┌─ EXERCISE INPUTS

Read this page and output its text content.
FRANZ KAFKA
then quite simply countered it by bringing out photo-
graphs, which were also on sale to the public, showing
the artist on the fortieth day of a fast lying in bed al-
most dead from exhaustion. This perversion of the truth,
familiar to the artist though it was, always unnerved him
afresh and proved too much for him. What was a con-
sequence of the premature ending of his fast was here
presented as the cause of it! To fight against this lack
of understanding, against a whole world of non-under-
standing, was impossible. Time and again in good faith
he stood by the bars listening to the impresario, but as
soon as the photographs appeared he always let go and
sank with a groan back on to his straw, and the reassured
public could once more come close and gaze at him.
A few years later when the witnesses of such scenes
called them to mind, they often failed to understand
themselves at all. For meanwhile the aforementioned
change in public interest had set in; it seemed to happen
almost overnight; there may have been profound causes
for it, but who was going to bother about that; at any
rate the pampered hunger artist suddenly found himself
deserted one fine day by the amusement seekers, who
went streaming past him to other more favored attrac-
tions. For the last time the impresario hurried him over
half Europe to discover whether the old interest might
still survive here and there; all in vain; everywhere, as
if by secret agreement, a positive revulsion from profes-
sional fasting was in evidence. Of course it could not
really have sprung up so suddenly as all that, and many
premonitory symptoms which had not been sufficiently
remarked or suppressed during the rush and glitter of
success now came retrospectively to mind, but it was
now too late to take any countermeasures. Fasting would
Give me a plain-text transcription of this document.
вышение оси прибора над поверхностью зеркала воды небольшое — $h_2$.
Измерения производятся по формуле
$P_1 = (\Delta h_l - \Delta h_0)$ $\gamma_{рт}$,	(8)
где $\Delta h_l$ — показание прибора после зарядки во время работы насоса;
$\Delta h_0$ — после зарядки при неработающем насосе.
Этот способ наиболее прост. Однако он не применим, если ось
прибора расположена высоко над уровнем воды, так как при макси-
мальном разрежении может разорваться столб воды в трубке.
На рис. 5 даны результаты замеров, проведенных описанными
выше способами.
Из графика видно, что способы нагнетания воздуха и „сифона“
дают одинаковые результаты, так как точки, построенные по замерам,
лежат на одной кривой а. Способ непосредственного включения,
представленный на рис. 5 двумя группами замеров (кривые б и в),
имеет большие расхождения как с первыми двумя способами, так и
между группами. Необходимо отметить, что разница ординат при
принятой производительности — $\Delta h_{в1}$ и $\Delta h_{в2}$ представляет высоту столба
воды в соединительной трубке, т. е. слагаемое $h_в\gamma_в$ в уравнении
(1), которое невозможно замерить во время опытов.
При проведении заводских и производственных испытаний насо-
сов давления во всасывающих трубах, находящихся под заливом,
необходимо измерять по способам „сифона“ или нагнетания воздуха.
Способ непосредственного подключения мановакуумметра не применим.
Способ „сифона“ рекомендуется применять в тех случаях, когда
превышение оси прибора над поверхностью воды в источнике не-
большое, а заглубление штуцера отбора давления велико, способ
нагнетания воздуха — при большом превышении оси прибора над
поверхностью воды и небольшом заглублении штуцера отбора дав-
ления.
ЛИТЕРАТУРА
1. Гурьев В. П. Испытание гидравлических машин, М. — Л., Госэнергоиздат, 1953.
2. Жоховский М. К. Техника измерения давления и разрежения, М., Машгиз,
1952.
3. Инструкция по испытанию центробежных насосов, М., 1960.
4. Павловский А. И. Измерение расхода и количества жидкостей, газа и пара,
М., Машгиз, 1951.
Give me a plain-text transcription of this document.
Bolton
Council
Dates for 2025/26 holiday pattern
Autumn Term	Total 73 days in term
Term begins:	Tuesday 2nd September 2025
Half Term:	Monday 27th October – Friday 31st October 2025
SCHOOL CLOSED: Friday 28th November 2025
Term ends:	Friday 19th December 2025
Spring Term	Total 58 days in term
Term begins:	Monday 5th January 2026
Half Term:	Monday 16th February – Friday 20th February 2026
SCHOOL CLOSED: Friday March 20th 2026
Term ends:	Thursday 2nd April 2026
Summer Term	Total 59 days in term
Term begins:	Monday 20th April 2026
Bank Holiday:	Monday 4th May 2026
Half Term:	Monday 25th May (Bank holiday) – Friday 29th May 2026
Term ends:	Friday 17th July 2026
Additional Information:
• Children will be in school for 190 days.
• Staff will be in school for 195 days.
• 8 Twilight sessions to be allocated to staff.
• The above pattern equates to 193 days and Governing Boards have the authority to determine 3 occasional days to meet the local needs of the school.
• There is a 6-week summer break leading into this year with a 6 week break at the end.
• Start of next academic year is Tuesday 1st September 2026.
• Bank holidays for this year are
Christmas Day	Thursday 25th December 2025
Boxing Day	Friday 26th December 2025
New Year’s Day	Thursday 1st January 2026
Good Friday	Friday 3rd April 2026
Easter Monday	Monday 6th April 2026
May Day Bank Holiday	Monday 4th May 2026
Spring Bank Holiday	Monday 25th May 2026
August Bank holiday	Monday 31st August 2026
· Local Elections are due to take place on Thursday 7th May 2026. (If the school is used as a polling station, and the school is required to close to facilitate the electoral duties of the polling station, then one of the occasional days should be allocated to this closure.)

└─

PROBLEM DETAILS. Copy each record from above exactly, and include every line.

OUTPUT FOR THIS TASK.
Read this page and output its text content.
FRANZ KAFKA
then quite simply countered it by bringing out photo-
graphs, which were also on sale to the public, showing
the artist on the fortieth day of a fast lying in bed al-
most dead from exhaustion. This perversion of the truth,
familiar to the artist though it was, always unnerved him
afresh and proved too much for him. What was a con-
sequence of the premature ending of his fast was here
presented as the cause of it! To fight against this lack
of understanding, against a whole world of non-under-
standing, was impossible. Time and again in good faith
he stood by the bars listening to the impresario, but as
soon as the photographs appeared he always let go and
sank with a groan back on to his straw, and the reassured
public could once more come close and gaze at him.
A few years later when the witnesses of such scenes
called them to mind, they often failed to understand
themselves at all. For meanwhile the aforementioned
change in public interest had set in; it seemed to happen
almost overnight; there may have been profound causes
for it, but who was going to bother about that; at any
rate the pampered hunger artist suddenly found himself
deserted one fine day by the amusement seekers, who
went streaming past him to other more favored attrac-
tions. For the last time the impresario hurried him over
half Europe to discover whether the old interest might
still survive here and there; all in vain; everywhere, as
if by secret agreement, a positive revulsion from profes-
sional fasting was in evidence. Of course it could not
really have sprung up so suddenly as all that, and many
premonitory symptoms which had not been sufficiently
remarked or suppressed during the rush and glitter of
success now came retrospectively to mind, but it was
now too late to take any countermeasures. Fasting would
Give me a plain-text transcription of this document.
вышение оси прибора над поверхностью зеркала воды небольшое — $h_2$.
Измерения производятся по формуле
$P_1 = (\Delta h_l - \Delta h_0)$ $\gamma_{рт}$,	(8)
где $\Delta h_l$ — показание прибора после зарядки во время работы насоса;
$\Delta h_0$ — после зарядки при неработающем насосе.
Этот способ наиболее прост. Однако он не применим, если ось
прибора расположена высоко над уровнем воды, так как при макси-
мальном разрежении может разорваться столб воды в трубке.
На рис. 5 даны результаты замеров, проведенных описанными
выше способами.
Из графика видно, что способы нагнетания воздуха и „сифона“
дают одинаковые результаты, так как точки, построенные по замерам,
лежат на одной кривой а. Способ непосредственного включения,
представленный на рис. 5 двумя группами замеров (кривые б и в),
имеет большие расхождения как с первыми двумя способами, так и
между группами. Необходимо отметить, что разница ординат при
принятой производительности — $\Delta h_{в1}$ и $\Delta h_{в2}$ представляет высоту столба
воды в соединительной трубке, т. е. слагаемое $h_в\gamma_в$ в уравнении
(1), которое невозможно замерить во время опытов.
При проведении заводских и производственных испытаний насо-
сов давления во всасывающих трубах, находящихся под заливом,
необходимо измерять по способам „сифона“ или нагнетания воздуха.
Способ непосредственного подключения мановакуумметра не применим.
Способ „сифона“ рекомендуется применять в тех случаях, когда
превышение оси прибора над поверхностью воды в источнике не-
большое, а заглубление штуцера отбора давления велико, способ
нагнетания воздуха — при большом превышении оси прибора над
поверхностью воды и небольшом заглублении штуцера отбора дав-
ления.
ЛИТЕРАТУРА
1. Гурьев В. П. Испытание гидравлических машин, М. — Л., Госэнергоиздат, 1953.
2. Жоховский М. К. Техника измерения давления и разрежения, М., Машгиз,
1952.
3. Инструкция по испытанию центробежных насосов, М., 1960.
4. Павловский А. И. Измерение расхода и количества жидкостей, газа и пара,
М., Машгиз, 1951.
Give me a plain-text transcription of this document.
Bolton
Council
Dates for 2025/26 holiday pattern
Autumn Term	Total 73 days in term
Term begins:	Tuesday 2nd September 2025
Half Term:	Monday 27th October – Friday 31st October 2025
SCHOOL CLOSED: Friday 28th November 2025
Term ends:	Friday 19th December 2025
Spring Term	Total 58 days in term
Term begins:	Monday 5th January 2026
Half Term:	Monday 16th February – Friday 20th February 2026
SCHOOL CLOSED: Friday March 20th 2026
Term ends:	Thursday 2nd April 2026
Summer Term	Total 59 days in term
Term begins:	Monday 20th April 2026
Bank Holiday:	Monday 4th May 2026
Half Term:	Monday 25th May (Bank holiday) – Friday 29th May 2026
Term ends:	Friday 17th July 2026
Additional Information:
• Children will be in school for 190 days.
• Staff will be in school for 195 days.
• 8 Twilight sessions to be allocated to staff.
• The above pattern equates to 193 days and Governing Boards have the authority to determine 3 occasional days to meet the local needs of the school.
• There is a 6-week summer break leading into this year with a 6 week break at the end.
• Start of next academic year is Tuesday 1st September 2026.
• Bank holidays for this year are
Christmas Day	Thursday 25th December 2025
Boxing Day	Friday 26th December 2025
New Year’s Day	Thursday 1st January 2026
Good Friday	Friday 3rd April 2026
Easter Monday	Monday 6th April 2026
May Day Bank Holiday	Monday 4th May 2026
Spring Bank Holiday	Monday 25th May 2026
August Bank holiday	Monday 31st August 2026
· Local Elections are due to take place on Thursday 7th May 2026. (If the school is used as a polling station, and the school is required to close to facilitate the electoral duties of the polling station, then one of the occasional days should be allocated to this closure.)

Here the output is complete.